• RECORDS FOR THIS TASK:

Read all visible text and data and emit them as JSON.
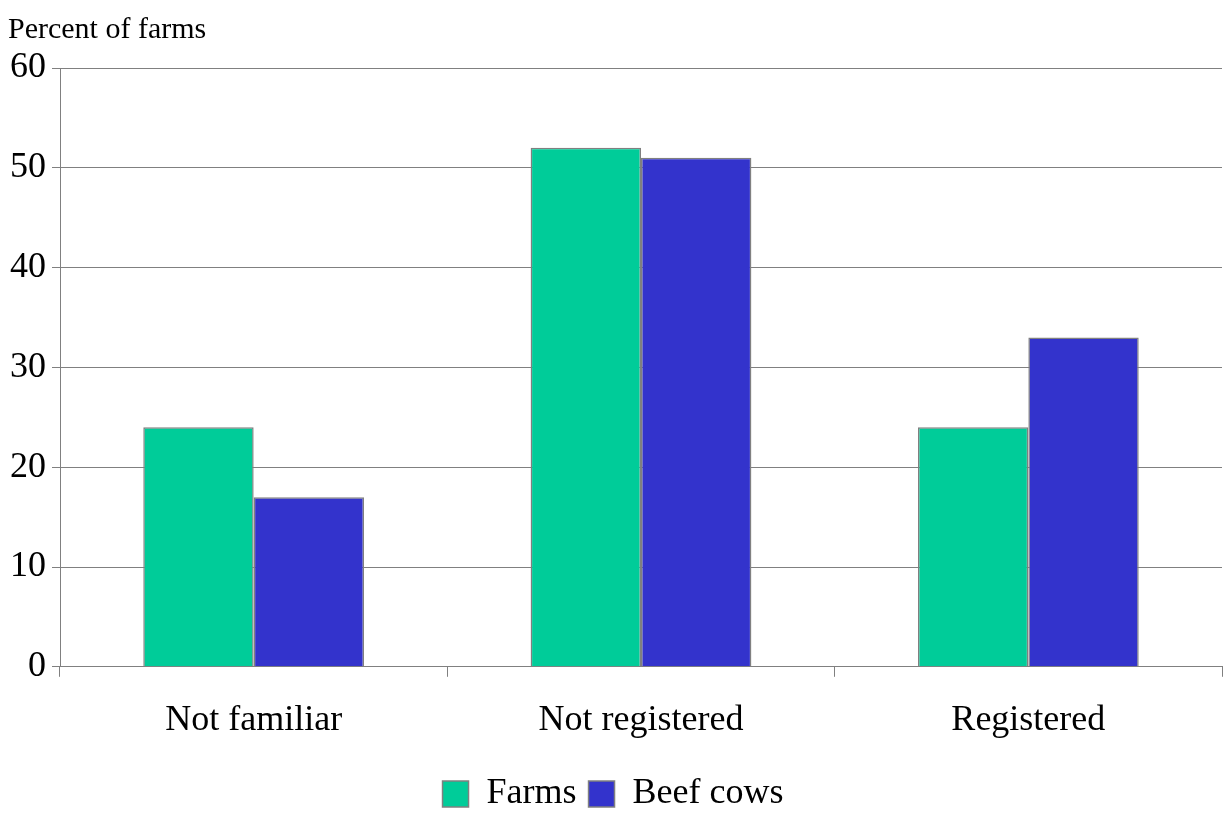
{
  "chart_data": {
    "type": "bar",
    "ylabel": "Percent of farms",
    "categories": [
      "Not familiar",
      "Not registered",
      "Registered"
    ],
    "series": [
      {
        "name": "Farms",
        "color": "#00cc99",
        "values": [
          24,
          52,
          24
        ]
      },
      {
        "name": "Beef cows",
        "color": "#3333cc",
        "values": [
          17,
          51,
          33
        ]
      }
    ],
    "ylim": [
      0,
      60
    ],
    "yticks": [
      0,
      10,
      20,
      30,
      40,
      50,
      60
    ],
    "grid": "y",
    "legend": "bottom"
  }
}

• WHAT IS EXPECTED: Drop the images and quote the entries word for word.

• TASK ANSWER:
Read all visible text and data and emit them as JSON.
{
  "chart_data": {
    "type": "bar",
    "ylabel": "Percent of farms",
    "categories": [
      "Not familiar",
      "Not registered",
      "Registered"
    ],
    "series": [
      {
        "name": "Farms",
        "color": "#00cc99",
        "values": [
          24,
          52,
          24
        ]
      },
      {
        "name": "Beef cows",
        "color": "#3333cc",
        "values": [
          17,
          51,
          33
        ]
      }
    ],
    "ylim": [
      0,
      60
    ],
    "yticks": [
      0,
      10,
      20,
      30,
      40,
      50,
      60
    ],
    "grid": "y",
    "legend": "bottom"
  }
}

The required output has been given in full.